Data records
· · · · ·
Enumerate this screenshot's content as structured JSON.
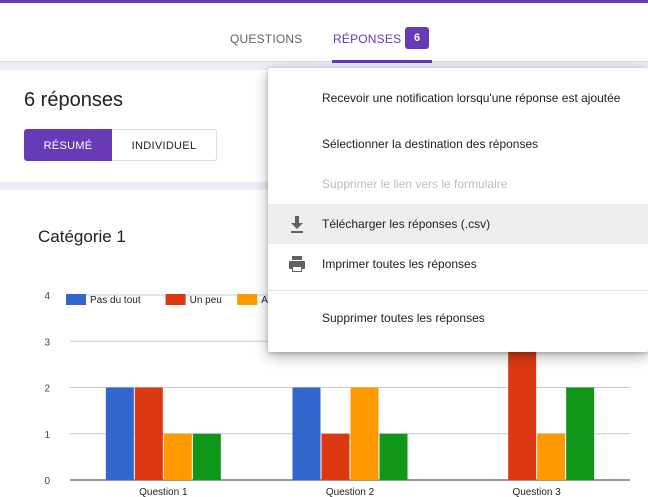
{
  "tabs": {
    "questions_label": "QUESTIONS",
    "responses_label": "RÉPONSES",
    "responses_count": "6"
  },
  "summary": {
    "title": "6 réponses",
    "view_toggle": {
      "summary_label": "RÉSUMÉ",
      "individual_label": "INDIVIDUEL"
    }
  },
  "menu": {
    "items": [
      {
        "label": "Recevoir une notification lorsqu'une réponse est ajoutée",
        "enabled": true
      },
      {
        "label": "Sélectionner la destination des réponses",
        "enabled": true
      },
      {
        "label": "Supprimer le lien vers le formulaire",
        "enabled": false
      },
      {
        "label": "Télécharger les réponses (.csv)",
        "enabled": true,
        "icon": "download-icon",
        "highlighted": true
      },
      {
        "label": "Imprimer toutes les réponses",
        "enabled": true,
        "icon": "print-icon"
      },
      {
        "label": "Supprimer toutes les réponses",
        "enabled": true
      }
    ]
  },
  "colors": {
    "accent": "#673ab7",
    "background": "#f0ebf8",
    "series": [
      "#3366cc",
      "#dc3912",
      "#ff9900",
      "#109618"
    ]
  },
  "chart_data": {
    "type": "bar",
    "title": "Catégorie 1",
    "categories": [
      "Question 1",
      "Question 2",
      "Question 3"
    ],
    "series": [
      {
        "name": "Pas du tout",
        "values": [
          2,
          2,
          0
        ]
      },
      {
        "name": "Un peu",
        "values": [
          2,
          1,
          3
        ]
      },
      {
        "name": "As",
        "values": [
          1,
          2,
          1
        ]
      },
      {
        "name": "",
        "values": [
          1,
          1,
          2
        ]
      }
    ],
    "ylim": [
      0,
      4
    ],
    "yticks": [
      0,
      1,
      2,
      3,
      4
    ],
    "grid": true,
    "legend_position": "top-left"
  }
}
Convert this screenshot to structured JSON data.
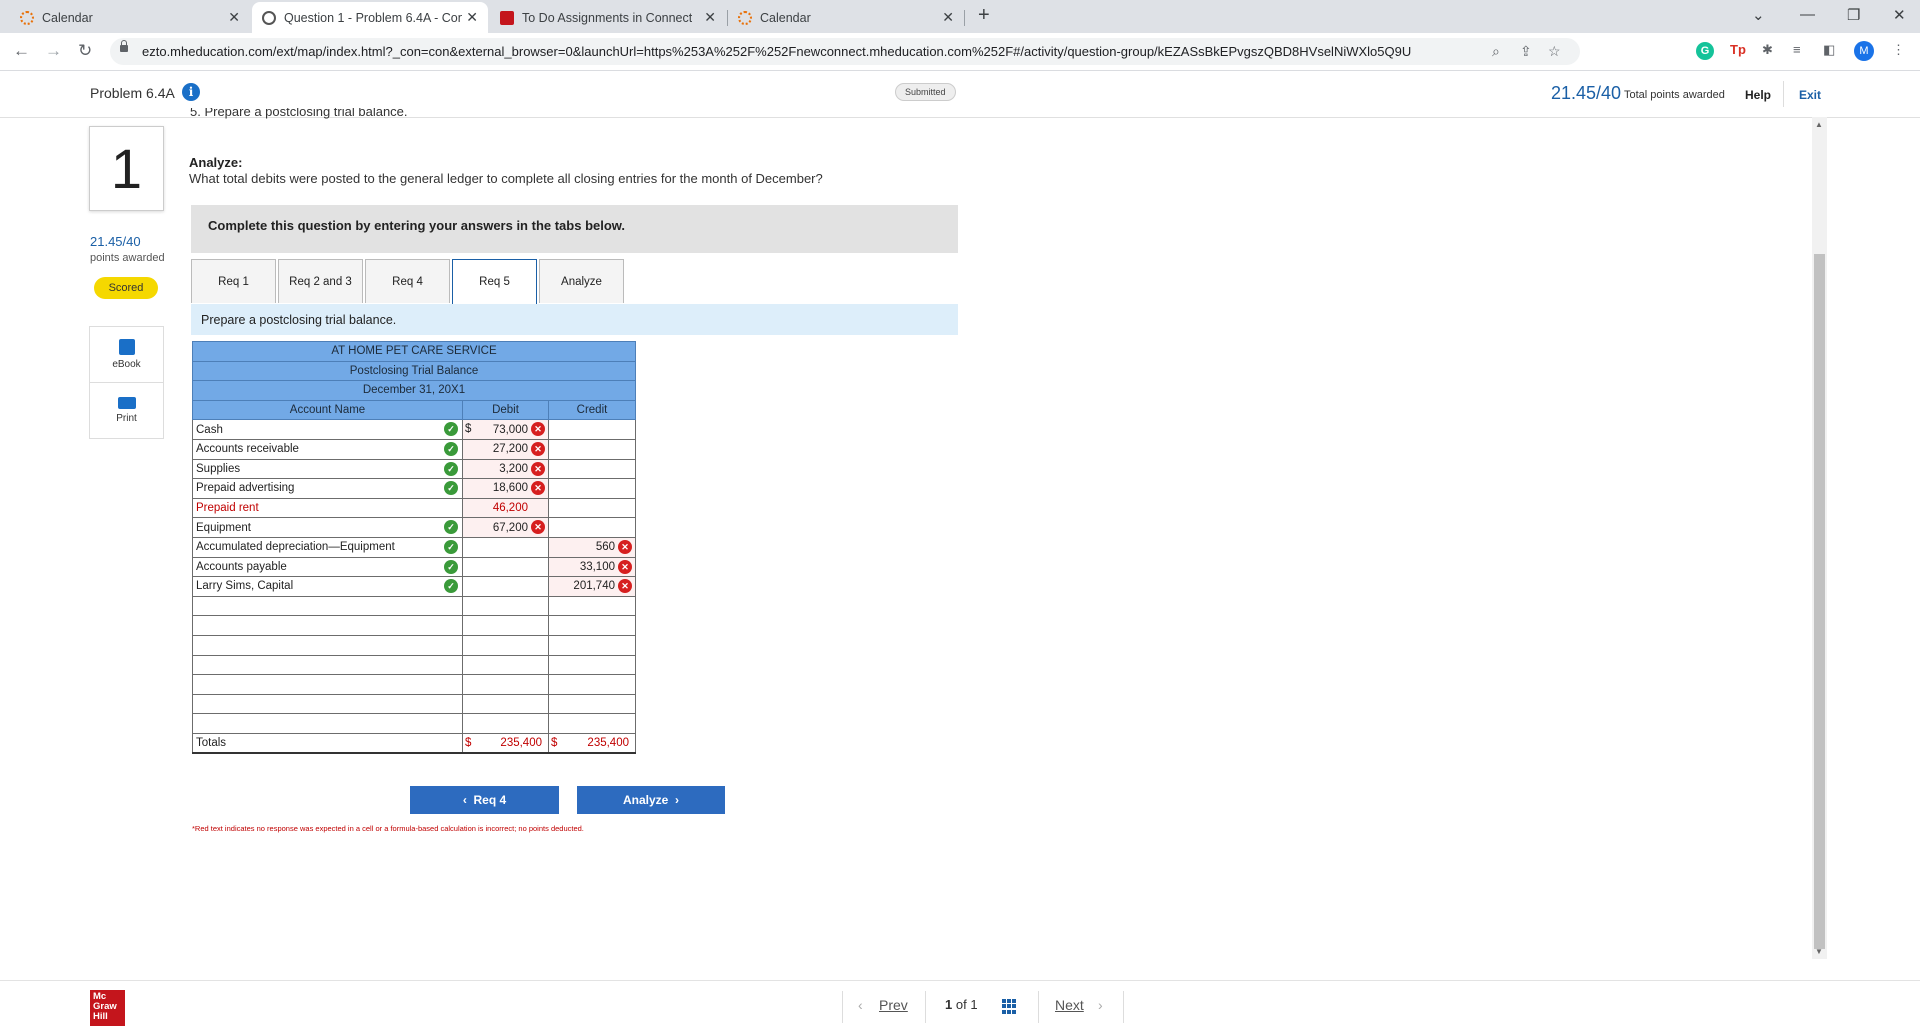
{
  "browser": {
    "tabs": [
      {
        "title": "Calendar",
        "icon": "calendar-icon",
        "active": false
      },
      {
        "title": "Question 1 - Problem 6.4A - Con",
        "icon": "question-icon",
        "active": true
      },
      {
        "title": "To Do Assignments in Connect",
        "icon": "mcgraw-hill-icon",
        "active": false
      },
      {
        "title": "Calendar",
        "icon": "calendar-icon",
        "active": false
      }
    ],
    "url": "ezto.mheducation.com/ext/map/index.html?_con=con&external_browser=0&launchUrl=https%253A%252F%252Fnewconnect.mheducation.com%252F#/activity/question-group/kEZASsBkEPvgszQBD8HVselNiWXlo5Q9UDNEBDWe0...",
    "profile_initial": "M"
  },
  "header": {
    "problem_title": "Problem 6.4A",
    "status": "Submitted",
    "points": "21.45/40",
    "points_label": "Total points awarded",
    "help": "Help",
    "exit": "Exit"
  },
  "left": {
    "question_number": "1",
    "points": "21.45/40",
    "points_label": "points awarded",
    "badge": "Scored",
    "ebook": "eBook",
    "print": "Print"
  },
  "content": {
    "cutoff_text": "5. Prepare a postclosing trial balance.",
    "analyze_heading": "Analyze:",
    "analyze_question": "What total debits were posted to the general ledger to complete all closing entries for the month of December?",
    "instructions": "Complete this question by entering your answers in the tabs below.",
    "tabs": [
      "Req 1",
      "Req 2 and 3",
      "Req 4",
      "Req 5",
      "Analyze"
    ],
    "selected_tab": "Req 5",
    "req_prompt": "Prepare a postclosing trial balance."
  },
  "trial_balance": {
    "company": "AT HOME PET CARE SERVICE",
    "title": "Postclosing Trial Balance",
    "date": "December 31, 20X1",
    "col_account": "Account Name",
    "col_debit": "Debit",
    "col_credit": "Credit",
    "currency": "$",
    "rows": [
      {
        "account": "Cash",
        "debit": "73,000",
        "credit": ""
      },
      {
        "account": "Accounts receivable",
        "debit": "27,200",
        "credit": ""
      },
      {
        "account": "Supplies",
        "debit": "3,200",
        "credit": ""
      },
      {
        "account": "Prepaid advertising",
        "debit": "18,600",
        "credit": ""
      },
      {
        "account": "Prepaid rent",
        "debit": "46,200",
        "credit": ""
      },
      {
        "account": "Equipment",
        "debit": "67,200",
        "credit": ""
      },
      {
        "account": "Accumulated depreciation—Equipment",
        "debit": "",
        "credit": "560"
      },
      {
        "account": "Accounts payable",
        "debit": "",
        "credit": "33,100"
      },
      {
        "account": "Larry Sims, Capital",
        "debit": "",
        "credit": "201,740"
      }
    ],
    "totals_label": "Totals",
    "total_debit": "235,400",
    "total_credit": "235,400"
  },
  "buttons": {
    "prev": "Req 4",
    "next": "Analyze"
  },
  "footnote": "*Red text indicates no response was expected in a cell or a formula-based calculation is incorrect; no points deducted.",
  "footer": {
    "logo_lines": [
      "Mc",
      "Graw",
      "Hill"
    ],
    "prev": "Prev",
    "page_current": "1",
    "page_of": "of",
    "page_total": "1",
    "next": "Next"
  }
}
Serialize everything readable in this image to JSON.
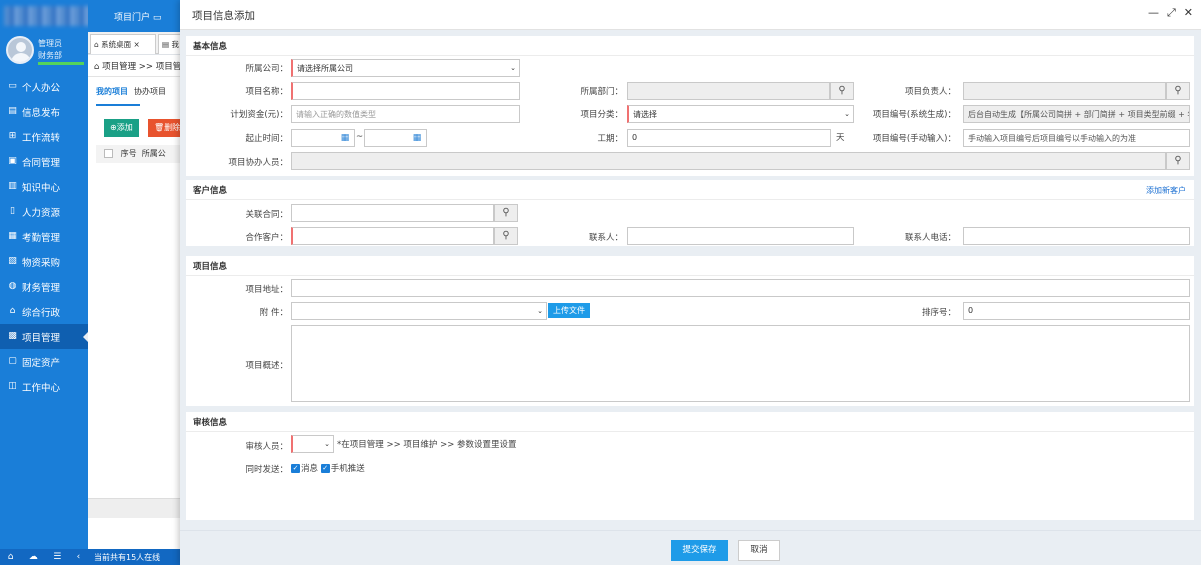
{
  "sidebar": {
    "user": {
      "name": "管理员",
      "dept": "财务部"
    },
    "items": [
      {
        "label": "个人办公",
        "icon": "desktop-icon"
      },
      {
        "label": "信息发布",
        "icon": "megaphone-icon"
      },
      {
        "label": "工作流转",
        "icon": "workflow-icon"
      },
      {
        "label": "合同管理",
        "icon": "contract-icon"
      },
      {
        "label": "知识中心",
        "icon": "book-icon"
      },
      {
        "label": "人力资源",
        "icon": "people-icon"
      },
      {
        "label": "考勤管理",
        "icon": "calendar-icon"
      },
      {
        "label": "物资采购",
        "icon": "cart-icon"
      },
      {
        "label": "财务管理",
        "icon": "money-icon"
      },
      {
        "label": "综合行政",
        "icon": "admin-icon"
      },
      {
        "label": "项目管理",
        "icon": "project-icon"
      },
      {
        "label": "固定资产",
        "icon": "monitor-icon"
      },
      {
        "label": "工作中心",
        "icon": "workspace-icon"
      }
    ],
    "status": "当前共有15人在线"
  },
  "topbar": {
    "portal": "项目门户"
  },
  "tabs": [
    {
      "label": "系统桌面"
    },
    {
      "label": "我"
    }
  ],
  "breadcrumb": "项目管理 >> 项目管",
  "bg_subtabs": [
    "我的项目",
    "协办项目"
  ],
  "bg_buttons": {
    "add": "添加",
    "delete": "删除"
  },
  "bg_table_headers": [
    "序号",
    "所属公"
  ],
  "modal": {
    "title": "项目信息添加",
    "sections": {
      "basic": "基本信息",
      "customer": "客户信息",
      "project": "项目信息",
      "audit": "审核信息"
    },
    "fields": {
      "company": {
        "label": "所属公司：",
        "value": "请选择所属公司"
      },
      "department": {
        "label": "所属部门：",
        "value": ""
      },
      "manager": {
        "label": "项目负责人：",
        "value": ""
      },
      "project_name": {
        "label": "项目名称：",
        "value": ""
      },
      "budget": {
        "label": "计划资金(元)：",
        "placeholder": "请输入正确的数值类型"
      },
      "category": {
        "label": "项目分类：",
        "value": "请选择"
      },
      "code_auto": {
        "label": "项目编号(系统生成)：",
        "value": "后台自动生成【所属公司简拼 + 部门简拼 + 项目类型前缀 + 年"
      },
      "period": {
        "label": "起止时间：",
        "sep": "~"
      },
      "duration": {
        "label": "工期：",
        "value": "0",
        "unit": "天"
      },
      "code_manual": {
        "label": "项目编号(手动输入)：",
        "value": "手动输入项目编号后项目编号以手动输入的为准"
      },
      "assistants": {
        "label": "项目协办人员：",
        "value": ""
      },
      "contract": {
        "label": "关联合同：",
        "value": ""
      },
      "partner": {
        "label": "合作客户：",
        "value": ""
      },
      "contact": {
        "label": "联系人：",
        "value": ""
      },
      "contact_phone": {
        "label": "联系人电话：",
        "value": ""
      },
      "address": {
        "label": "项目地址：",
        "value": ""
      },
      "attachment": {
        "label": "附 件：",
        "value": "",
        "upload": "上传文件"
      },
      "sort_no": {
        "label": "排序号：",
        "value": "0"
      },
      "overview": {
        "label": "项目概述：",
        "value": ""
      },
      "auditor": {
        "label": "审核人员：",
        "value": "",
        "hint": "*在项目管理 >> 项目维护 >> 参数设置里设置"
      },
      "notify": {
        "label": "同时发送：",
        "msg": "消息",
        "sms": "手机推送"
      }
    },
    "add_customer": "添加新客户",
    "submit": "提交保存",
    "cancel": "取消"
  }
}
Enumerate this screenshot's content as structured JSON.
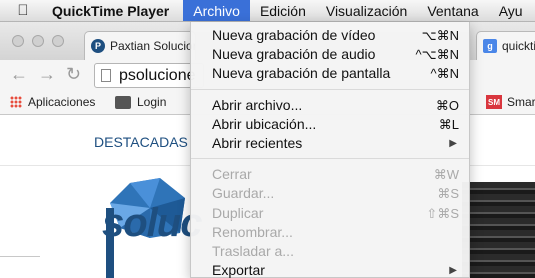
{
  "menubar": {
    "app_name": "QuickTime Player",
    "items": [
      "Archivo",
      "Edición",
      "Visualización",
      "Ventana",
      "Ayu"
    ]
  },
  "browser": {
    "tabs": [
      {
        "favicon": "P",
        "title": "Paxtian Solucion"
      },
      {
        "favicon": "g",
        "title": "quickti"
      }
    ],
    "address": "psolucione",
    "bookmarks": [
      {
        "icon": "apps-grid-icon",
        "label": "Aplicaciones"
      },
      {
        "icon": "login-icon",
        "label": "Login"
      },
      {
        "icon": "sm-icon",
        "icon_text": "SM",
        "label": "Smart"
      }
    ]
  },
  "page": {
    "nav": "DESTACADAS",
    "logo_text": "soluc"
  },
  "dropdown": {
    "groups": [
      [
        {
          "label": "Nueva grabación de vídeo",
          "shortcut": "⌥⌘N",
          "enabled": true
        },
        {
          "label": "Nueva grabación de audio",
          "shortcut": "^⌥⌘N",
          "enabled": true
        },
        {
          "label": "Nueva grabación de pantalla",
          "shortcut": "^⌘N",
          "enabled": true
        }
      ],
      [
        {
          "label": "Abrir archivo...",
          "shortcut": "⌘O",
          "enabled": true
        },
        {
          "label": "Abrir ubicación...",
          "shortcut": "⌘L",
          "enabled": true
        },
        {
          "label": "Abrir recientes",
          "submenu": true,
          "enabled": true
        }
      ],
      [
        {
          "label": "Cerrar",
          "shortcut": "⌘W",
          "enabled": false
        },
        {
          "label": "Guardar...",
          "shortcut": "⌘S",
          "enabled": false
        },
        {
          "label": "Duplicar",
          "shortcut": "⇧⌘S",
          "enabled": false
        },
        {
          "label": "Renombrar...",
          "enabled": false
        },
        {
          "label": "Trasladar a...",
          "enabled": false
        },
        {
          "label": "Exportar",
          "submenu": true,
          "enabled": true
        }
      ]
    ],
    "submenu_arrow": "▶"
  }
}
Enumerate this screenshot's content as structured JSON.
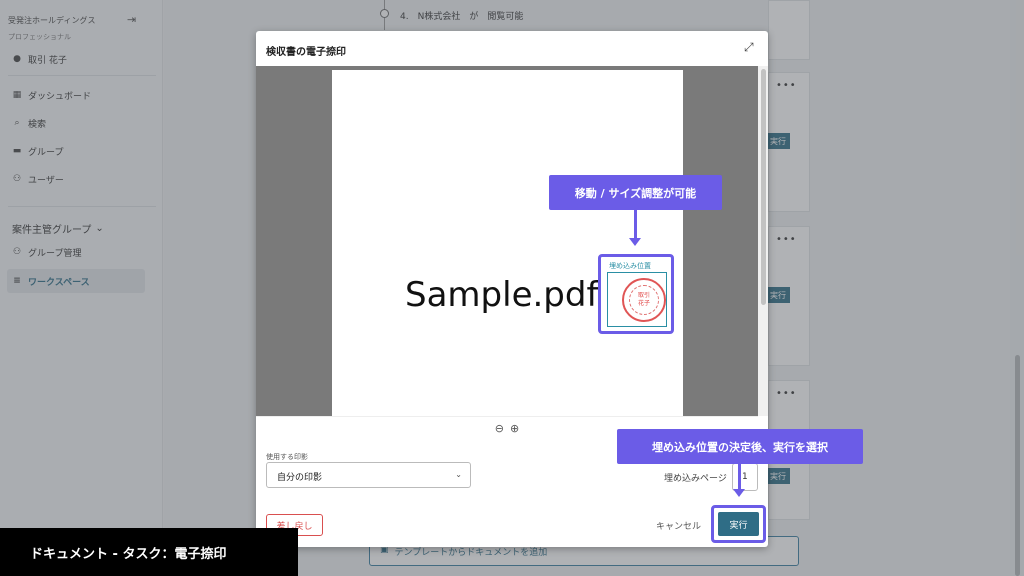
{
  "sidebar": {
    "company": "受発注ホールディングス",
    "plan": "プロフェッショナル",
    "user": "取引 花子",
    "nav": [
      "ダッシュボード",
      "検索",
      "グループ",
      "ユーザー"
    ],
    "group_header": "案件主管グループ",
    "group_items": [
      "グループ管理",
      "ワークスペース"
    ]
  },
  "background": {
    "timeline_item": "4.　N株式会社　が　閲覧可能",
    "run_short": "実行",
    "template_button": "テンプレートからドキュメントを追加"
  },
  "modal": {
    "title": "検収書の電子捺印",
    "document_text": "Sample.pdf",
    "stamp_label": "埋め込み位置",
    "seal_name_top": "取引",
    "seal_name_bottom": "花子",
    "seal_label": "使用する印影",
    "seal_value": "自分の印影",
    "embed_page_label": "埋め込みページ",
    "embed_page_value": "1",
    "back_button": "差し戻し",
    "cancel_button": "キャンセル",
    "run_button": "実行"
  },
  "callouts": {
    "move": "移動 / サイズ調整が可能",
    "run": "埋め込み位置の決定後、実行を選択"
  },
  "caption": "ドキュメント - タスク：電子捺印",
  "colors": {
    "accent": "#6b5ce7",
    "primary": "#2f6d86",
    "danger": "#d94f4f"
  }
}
· · · · ·
__TO BE DONE__:
Look through the data above. Copy every line with the string "Problem" in it.

__SOLUTION TO THE EXERCISE__:
        "title": "Question 1 - Problem 6.4A - Con",
    "problem_title": "Problem 6.4A",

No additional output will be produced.